Figure collection entries

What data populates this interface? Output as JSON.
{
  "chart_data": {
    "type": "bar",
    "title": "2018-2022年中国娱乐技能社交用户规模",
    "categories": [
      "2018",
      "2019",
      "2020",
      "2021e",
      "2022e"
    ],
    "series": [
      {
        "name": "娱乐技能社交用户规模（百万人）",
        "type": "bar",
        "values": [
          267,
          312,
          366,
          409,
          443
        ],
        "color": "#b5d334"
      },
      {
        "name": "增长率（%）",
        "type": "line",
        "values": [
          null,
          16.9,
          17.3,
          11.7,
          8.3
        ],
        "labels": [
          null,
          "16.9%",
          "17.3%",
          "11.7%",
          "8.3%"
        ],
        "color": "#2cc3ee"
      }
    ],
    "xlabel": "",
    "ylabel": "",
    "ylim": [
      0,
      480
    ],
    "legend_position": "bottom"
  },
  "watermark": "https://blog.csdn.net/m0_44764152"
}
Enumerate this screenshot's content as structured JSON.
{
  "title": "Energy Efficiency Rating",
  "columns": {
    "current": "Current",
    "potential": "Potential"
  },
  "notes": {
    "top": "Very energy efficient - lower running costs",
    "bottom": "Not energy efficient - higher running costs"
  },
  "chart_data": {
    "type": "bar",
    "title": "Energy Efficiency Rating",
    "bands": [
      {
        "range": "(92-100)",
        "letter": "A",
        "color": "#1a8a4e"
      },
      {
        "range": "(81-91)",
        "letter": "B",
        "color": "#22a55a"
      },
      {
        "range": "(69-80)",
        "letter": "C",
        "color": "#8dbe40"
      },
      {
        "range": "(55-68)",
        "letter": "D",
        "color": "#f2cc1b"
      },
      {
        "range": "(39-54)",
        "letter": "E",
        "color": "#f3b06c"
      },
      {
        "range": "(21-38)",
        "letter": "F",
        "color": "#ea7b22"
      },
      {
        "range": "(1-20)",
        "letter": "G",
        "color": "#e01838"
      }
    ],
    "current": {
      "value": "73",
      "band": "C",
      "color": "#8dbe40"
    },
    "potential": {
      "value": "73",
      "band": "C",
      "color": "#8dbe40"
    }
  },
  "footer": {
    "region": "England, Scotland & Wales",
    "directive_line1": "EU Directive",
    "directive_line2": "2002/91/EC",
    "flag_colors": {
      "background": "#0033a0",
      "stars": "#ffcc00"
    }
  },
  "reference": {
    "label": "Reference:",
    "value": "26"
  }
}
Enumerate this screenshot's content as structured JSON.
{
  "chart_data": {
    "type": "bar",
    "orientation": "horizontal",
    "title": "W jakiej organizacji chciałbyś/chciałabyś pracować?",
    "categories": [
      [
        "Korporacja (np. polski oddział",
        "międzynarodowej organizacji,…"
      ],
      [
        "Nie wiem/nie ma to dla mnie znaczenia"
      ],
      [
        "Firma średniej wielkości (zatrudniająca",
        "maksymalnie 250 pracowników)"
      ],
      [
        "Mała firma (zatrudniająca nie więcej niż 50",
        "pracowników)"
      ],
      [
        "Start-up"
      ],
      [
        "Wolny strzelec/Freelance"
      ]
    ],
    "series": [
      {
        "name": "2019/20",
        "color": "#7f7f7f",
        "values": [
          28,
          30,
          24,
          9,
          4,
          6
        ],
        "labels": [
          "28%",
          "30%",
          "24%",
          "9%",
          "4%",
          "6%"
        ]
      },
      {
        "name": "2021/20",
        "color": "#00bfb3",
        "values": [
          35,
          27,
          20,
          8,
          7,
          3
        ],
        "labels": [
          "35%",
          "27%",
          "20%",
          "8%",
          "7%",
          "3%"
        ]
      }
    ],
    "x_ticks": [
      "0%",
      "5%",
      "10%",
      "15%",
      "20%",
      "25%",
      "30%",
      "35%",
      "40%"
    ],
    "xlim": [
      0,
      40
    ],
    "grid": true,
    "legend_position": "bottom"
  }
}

- [WRITTEN TASK]:
Hand back the material above in full, exactly as written.

- [EXERCISE OUTPUT]:
What data populates this interface? Output as JSON.
{
  "chart_data": {
    "type": "bar",
    "title": "2018-2022年中国娱乐技能社交用户规模",
    "categories": [
      "2018",
      "2019",
      "2020",
      "2021e",
      "2022e"
    ],
    "series": [
      {
        "name": "娱乐技能社交用户规模（百万人）",
        "type": "bar",
        "values": [
          267,
          312,
          366,
          409,
          443
        ],
        "color": "#b5d334"
      },
      {
        "name": "增长率（%）",
        "type": "line",
        "values": [
          null,
          16.9,
          17.3,
          11.7,
          8.3
        ],
        "labels": [
          null,
          "16.9%",
          "17.3%",
          "11.7%",
          "8.3%"
        ],
        "color": "#2cc3ee"
      }
    ],
    "xlabel": "",
    "ylabel": "",
    "ylim": [
      0,
      480
    ],
    "legend_position": "bottom"
  },
  "watermark": "https://blog.csdn.net/m0_44764152"
}
Enumerate this screenshot's content as structured JSON.
{
  "title": "Energy Efficiency Rating",
  "columns": {
    "current": "Current",
    "potential": "Potential"
  },
  "notes": {
    "top": "Very energy efficient - lower running costs",
    "bottom": "Not energy efficient - higher running costs"
  },
  "chart_data": {
    "type": "bar",
    "title": "Energy Efficiency Rating",
    "bands": [
      {
        "range": "(92-100)",
        "letter": "A",
        "color": "#1a8a4e"
      },
      {
        "range": "(81-91)",
        "letter": "B",
        "color": "#22a55a"
      },
      {
        "range": "(69-80)",
        "letter": "C",
        "color": "#8dbe40"
      },
      {
        "range": "(55-68)",
        "letter": "D",
        "color": "#f2cc1b"
      },
      {
        "range": "(39-54)",
        "letter": "E",
        "color": "#f3b06c"
      },
      {
        "range": "(21-38)",
        "letter": "F",
        "color": "#ea7b22"
      },
      {
        "range": "(1-20)",
        "letter": "G",
        "color": "#e01838"
      }
    ],
    "current": {
      "value": "73",
      "band": "C",
      "color": "#8dbe40"
    },
    "potential": {
      "value": "73",
      "band": "C",
      "color": "#8dbe40"
    }
  },
  "footer": {
    "region": "England, Scotland & Wales",
    "directive_line1": "EU Directive",
    "directive_line2": "2002/91/EC",
    "flag_colors": {
      "background": "#0033a0",
      "stars": "#ffcc00"
    }
  },
  "reference": {
    "label": "Reference:",
    "value": "26"
  }
}
Enumerate this screenshot's content as structured JSON.
{
  "chart_data": {
    "type": "bar",
    "orientation": "horizontal",
    "title": "W jakiej organizacji chciałbyś/chciałabyś pracować?",
    "categories": [
      [
        "Korporacja (np. polski oddział",
        "międzynarodowej organizacji,…"
      ],
      [
        "Nie wiem/nie ma to dla mnie znaczenia"
      ],
      [
        "Firma średniej wielkości (zatrudniająca",
        "maksymalnie 250 pracowników)"
      ],
      [
        "Mała firma (zatrudniająca nie więcej niż 50",
        "pracowników)"
      ],
      [
        "Start-up"
      ],
      [
        "Wolny strzelec/Freelance"
      ]
    ],
    "series": [
      {
        "name": "2019/20",
        "color": "#7f7f7f",
        "values": [
          28,
          30,
          24,
          9,
          4,
          6
        ],
        "labels": [
          "28%",
          "30%",
          "24%",
          "9%",
          "4%",
          "6%"
        ]
      },
      {
        "name": "2021/20",
        "color": "#00bfb3",
        "values": [
          35,
          27,
          20,
          8,
          7,
          3
        ],
        "labels": [
          "35%",
          "27%",
          "20%",
          "8%",
          "7%",
          "3%"
        ]
      }
    ],
    "x_ticks": [
      "0%",
      "5%",
      "10%",
      "15%",
      "20%",
      "25%",
      "30%",
      "35%",
      "40%"
    ],
    "xlim": [
      0,
      40
    ],
    "grid": true,
    "legend_position": "bottom"
  }
}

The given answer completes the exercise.